[TRY IT]: Only lines containing the string "wird" belong in the answer; copy all of them from the entries.

EXTRACTED INFORMATION below:

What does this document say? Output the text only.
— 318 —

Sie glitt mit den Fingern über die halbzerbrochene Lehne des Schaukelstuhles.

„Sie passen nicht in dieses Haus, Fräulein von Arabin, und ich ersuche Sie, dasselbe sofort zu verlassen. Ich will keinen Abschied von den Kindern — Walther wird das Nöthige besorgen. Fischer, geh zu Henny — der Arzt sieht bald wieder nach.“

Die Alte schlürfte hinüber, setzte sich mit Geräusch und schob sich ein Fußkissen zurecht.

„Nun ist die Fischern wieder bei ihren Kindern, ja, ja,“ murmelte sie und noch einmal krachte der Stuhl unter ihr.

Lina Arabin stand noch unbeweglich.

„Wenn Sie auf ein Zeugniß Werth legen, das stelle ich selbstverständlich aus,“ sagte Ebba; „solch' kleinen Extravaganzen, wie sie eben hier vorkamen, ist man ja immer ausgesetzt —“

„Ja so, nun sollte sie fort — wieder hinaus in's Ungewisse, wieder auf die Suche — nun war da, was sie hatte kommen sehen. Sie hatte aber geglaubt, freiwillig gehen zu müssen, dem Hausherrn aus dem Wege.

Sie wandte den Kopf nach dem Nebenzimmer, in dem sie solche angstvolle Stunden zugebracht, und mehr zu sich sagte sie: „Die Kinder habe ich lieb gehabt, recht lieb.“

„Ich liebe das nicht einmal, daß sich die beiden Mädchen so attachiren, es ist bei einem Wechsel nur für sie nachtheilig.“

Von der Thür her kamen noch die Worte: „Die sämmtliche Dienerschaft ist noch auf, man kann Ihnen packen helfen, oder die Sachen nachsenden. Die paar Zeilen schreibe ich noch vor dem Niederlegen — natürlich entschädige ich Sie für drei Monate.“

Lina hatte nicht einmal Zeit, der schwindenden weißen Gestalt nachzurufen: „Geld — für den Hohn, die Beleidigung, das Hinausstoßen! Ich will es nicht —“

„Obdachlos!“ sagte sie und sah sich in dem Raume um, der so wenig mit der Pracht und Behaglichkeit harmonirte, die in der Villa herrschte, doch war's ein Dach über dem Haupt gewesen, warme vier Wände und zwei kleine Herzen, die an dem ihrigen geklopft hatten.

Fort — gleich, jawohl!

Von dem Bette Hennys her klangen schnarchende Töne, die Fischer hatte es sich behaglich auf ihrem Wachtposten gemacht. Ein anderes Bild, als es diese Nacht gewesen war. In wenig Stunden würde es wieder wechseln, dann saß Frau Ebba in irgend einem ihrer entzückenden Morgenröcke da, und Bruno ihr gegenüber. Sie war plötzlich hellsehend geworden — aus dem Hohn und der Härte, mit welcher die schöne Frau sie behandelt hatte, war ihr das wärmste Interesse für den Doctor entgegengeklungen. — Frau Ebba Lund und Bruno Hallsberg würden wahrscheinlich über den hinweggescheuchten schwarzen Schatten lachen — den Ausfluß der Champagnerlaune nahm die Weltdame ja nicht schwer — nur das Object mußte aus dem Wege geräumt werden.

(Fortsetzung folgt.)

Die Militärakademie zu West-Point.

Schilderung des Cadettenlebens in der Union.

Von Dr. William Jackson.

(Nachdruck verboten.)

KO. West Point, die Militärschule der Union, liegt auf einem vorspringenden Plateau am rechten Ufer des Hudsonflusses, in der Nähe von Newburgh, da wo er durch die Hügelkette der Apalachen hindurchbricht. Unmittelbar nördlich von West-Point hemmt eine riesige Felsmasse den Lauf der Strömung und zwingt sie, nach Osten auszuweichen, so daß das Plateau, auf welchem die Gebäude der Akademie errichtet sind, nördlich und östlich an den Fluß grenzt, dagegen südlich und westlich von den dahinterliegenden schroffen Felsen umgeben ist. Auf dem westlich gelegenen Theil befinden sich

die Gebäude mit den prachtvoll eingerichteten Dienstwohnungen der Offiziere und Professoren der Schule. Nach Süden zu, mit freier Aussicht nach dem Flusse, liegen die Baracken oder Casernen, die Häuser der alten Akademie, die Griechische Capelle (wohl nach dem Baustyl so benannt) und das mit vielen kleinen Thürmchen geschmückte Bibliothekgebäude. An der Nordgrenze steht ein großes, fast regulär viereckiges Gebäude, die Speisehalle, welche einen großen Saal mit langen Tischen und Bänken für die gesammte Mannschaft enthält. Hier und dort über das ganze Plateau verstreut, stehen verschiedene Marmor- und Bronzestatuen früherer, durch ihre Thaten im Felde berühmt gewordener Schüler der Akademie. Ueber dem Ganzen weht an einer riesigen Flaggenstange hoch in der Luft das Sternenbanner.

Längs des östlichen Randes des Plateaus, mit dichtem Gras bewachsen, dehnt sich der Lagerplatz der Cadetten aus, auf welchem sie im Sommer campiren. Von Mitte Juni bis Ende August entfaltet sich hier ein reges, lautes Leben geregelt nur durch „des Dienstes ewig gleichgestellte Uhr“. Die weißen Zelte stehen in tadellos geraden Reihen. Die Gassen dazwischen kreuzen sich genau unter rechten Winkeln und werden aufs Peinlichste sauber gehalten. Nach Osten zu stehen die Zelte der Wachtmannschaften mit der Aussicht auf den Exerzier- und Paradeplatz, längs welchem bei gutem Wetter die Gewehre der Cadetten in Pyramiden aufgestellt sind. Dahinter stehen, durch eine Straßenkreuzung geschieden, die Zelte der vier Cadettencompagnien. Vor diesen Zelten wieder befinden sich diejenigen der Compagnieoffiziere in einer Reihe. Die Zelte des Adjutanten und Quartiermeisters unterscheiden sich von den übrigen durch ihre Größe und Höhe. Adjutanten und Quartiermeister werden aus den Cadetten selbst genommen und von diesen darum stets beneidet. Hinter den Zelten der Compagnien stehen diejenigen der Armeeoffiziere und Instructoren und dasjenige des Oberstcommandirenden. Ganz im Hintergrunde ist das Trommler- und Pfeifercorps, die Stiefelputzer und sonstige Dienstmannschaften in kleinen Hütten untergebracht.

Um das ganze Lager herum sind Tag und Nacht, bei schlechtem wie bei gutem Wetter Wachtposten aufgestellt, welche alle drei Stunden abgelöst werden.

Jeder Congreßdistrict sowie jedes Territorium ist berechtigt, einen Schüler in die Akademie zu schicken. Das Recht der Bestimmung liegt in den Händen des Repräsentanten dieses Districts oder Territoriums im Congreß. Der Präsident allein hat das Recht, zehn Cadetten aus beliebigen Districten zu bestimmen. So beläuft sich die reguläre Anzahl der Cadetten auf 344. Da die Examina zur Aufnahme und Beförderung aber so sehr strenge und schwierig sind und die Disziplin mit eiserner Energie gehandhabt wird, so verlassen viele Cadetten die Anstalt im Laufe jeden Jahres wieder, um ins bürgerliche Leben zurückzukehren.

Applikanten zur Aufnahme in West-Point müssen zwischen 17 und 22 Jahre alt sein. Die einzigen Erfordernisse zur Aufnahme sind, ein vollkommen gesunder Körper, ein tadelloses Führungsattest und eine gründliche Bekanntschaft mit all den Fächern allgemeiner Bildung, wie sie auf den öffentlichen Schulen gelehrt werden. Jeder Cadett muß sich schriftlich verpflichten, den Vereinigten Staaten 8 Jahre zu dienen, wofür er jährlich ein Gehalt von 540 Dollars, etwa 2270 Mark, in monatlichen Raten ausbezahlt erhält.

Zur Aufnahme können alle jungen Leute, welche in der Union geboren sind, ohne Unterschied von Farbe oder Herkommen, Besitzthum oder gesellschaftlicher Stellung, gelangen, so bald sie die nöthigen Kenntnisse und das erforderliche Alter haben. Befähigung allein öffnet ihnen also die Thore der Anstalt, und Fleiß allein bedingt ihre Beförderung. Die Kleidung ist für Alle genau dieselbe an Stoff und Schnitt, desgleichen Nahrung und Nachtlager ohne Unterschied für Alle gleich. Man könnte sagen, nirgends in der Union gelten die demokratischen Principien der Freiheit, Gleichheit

End of EXTRACTED INFORMATION.

[TASK OUTPUT]:
„Sie passen nicht in dieses Haus, Fräulein von Arabin, und ich ersuche Sie, dasselbe sofort zu verlassen. Ich will keinen Abschied von den Kindern — Walther wird das Nöthige besorgen. Fischer, geh zu Henny — der Arzt sieht bald wieder nach.“
Jeder Congreßdistrict sowie jedes Territorium ist berechtigt, einen Schüler in die Akademie zu schicken. Das Recht der Bestimmung liegt in den Händen des Repräsentanten dieses Districts oder Territoriums im Congreß. Der Präsident allein hat das Recht, zehn Cadetten aus beliebigen Districten zu bestimmen. So beläuft sich die reguläre Anzahl der Cadetten auf 344. Da die Examina zur Aufnahme und Beförderung aber so sehr strenge und schwierig sind und die Disziplin mit eiserner Energie gehandhabt wird, so verlassen viele Cadetten die Anstalt im Laufe jeden Jahres wieder, um ins bürgerliche Leben zurückzukehren.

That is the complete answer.